TASK: The data beneath this task has to be reprinted character for character.
*** Opening of GIVEN ENTRIES ***
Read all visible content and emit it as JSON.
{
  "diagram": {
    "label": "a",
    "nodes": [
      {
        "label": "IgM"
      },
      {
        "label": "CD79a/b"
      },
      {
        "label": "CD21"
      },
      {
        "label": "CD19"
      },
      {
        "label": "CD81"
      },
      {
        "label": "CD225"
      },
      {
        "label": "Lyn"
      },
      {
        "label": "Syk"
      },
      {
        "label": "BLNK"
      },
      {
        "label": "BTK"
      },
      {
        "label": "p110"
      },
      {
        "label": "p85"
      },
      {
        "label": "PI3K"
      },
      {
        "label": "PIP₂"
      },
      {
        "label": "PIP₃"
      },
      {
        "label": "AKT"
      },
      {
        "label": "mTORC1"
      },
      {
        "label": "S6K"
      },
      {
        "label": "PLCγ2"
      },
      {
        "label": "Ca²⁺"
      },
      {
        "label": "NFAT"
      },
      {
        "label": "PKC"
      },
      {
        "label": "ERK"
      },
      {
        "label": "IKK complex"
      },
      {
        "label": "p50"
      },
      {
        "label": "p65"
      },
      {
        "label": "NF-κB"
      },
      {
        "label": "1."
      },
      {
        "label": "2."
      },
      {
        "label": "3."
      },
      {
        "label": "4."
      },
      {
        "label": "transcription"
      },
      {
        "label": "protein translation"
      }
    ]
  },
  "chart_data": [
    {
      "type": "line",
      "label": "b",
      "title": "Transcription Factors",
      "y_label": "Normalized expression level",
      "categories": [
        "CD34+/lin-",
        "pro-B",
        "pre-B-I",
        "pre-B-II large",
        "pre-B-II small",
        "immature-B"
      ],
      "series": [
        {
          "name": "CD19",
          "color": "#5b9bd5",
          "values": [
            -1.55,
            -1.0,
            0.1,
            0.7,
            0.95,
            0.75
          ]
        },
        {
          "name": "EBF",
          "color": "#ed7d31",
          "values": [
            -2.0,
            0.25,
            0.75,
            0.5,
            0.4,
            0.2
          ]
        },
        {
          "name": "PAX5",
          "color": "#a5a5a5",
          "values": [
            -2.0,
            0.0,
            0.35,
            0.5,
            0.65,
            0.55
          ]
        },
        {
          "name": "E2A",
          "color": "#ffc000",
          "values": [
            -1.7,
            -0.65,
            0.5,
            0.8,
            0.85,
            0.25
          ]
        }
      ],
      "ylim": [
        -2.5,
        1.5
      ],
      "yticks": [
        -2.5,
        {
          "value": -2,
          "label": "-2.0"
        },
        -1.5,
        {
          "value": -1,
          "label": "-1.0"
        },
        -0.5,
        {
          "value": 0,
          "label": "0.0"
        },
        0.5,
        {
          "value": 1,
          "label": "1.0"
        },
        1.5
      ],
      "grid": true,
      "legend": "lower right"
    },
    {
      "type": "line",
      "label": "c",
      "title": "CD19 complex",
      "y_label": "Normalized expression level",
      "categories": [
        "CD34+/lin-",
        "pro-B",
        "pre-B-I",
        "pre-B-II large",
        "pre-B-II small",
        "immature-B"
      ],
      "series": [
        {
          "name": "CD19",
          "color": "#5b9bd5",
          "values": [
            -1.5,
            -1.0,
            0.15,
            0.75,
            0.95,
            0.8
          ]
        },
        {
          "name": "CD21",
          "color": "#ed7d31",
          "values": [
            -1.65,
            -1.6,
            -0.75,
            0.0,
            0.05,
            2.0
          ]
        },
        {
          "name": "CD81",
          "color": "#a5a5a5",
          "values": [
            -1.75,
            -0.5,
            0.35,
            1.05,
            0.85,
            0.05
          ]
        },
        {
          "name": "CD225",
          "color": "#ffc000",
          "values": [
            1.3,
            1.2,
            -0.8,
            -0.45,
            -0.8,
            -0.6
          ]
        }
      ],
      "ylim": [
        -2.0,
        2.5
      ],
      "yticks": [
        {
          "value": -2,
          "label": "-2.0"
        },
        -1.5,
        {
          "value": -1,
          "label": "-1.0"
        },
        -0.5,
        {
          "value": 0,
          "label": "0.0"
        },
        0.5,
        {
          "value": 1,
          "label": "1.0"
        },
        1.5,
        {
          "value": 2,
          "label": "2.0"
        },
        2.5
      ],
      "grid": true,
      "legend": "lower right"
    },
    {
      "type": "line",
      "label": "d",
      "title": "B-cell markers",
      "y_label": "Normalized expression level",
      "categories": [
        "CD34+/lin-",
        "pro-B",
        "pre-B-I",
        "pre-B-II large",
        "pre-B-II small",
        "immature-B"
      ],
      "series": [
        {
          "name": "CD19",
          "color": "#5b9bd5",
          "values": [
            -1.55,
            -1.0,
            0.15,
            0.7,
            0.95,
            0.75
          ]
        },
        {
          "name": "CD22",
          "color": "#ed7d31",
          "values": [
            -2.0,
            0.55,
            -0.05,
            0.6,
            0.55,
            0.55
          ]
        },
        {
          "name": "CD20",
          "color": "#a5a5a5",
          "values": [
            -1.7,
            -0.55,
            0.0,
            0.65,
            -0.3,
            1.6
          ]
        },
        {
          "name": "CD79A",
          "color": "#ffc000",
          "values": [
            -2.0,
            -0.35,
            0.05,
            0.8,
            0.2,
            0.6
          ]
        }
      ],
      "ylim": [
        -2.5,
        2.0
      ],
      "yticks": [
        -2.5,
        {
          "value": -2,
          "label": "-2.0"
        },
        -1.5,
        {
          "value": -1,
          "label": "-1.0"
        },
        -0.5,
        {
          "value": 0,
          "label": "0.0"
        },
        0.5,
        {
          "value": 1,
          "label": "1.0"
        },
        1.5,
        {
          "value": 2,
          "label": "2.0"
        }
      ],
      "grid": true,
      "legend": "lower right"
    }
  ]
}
*** Close of GIVEN ENTRIES ***
EXERCISE RESULT:
Read all visible content and emit it as JSON.
{
  "diagram": {
    "label": "a",
    "nodes": [
      {
        "label": "IgM"
      },
      {
        "label": "CD79a/b"
      },
      {
        "label": "CD21"
      },
      {
        "label": "CD19"
      },
      {
        "label": "CD81"
      },
      {
        "label": "CD225"
      },
      {
        "label": "Lyn"
      },
      {
        "label": "Syk"
      },
      {
        "label": "BLNK"
      },
      {
        "label": "BTK"
      },
      {
        "label": "p110"
      },
      {
        "label": "p85"
      },
      {
        "label": "PI3K"
      },
      {
        "label": "PIP₂"
      },
      {
        "label": "PIP₃"
      },
      {
        "label": "AKT"
      },
      {
        "label": "mTORC1"
      },
      {
        "label": "S6K"
      },
      {
        "label": "PLCγ2"
      },
      {
        "label": "Ca²⁺"
      },
      {
        "label": "NFAT"
      },
      {
        "label": "PKC"
      },
      {
        "label": "ERK"
      },
      {
        "label": "IKK complex"
      },
      {
        "label": "p50"
      },
      {
        "label": "p65"
      },
      {
        "label": "NF-κB"
      },
      {
        "label": "1."
      },
      {
        "label": "2."
      },
      {
        "label": "3."
      },
      {
        "label": "4."
      },
      {
        "label": "transcription"
      },
      {
        "label": "protein translation"
      }
    ]
  },
  "chart_data": [
    {
      "type": "line",
      "label": "b",
      "title": "Transcription Factors",
      "y_label": "Normalized expression level",
      "categories": [
        "CD34+/lin-",
        "pro-B",
        "pre-B-I",
        "pre-B-II large",
        "pre-B-II small",
        "immature-B"
      ],
      "series": [
        {
          "name": "CD19",
          "color": "#5b9bd5",
          "values": [
            -1.55,
            -1.0,
            0.1,
            0.7,
            0.95,
            0.75
          ]
        },
        {
          "name": "EBF",
          "color": "#ed7d31",
          "values": [
            -2.0,
            0.25,
            0.75,
            0.5,
            0.4,
            0.2
          ]
        },
        {
          "name": "PAX5",
          "color": "#a5a5a5",
          "values": [
            -2.0,
            0.0,
            0.35,
            0.5,
            0.65,
            0.55
          ]
        },
        {
          "name": "E2A",
          "color": "#ffc000",
          "values": [
            -1.7,
            -0.65,
            0.5,
            0.8,
            0.85,
            0.25
          ]
        }
      ],
      "ylim": [
        -2.5,
        1.5
      ],
      "yticks": [
        -2.5,
        {
          "value": -2,
          "label": "-2.0"
        },
        -1.5,
        {
          "value": -1,
          "label": "-1.0"
        },
        -0.5,
        {
          "value": 0,
          "label": "0.0"
        },
        0.5,
        {
          "value": 1,
          "label": "1.0"
        },
        1.5
      ],
      "grid": true,
      "legend": "lower right"
    },
    {
      "type": "line",
      "label": "c",
      "title": "CD19 complex",
      "y_label": "Normalized expression level",
      "categories": [
        "CD34+/lin-",
        "pro-B",
        "pre-B-I",
        "pre-B-II large",
        "pre-B-II small",
        "immature-B"
      ],
      "series": [
        {
          "name": "CD19",
          "color": "#5b9bd5",
          "values": [
            -1.5,
            -1.0,
            0.15,
            0.75,
            0.95,
            0.8
          ]
        },
        {
          "name": "CD21",
          "color": "#ed7d31",
          "values": [
            -1.65,
            -1.6,
            -0.75,
            0.0,
            0.05,
            2.0
          ]
        },
        {
          "name": "CD81",
          "color": "#a5a5a5",
          "values": [
            -1.75,
            -0.5,
            0.35,
            1.05,
            0.85,
            0.05
          ]
        },
        {
          "name": "CD225",
          "color": "#ffc000",
          "values": [
            1.3,
            1.2,
            -0.8,
            -0.45,
            -0.8,
            -0.6
          ]
        }
      ],
      "ylim": [
        -2.0,
        2.5
      ],
      "yticks": [
        {
          "value": -2,
          "label": "-2.0"
        },
        -1.5,
        {
          "value": -1,
          "label": "-1.0"
        },
        -0.5,
        {
          "value": 0,
          "label": "0.0"
        },
        0.5,
        {
          "value": 1,
          "label": "1.0"
        },
        1.5,
        {
          "value": 2,
          "label": "2.0"
        },
        2.5
      ],
      "grid": true,
      "legend": "lower right"
    },
    {
      "type": "line",
      "label": "d",
      "title": "B-cell markers",
      "y_label": "Normalized expression level",
      "categories": [
        "CD34+/lin-",
        "pro-B",
        "pre-B-I",
        "pre-B-II large",
        "pre-B-II small",
        "immature-B"
      ],
      "series": [
        {
          "name": "CD19",
          "color": "#5b9bd5",
          "values": [
            -1.55,
            -1.0,
            0.15,
            0.7,
            0.95,
            0.75
          ]
        },
        {
          "name": "CD22",
          "color": "#ed7d31",
          "values": [
            -2.0,
            0.55,
            -0.05,
            0.6,
            0.55,
            0.55
          ]
        },
        {
          "name": "CD20",
          "color": "#a5a5a5",
          "values": [
            -1.7,
            -0.55,
            0.0,
            0.65,
            -0.3,
            1.6
          ]
        },
        {
          "name": "CD79A",
          "color": "#ffc000",
          "values": [
            -2.0,
            -0.35,
            0.05,
            0.8,
            0.2,
            0.6
          ]
        }
      ],
      "ylim": [
        -2.5,
        2.0
      ],
      "yticks": [
        -2.5,
        {
          "value": -2,
          "label": "-2.0"
        },
        -1.5,
        {
          "value": -1,
          "label": "-1.0"
        },
        -0.5,
        {
          "value": 0,
          "label": "0.0"
        },
        0.5,
        {
          "value": 1,
          "label": "1.0"
        },
        1.5,
        {
          "value": 2,
          "label": "2.0"
        }
      ],
      "grid": true,
      "legend": "lower right"
    }
  ]
}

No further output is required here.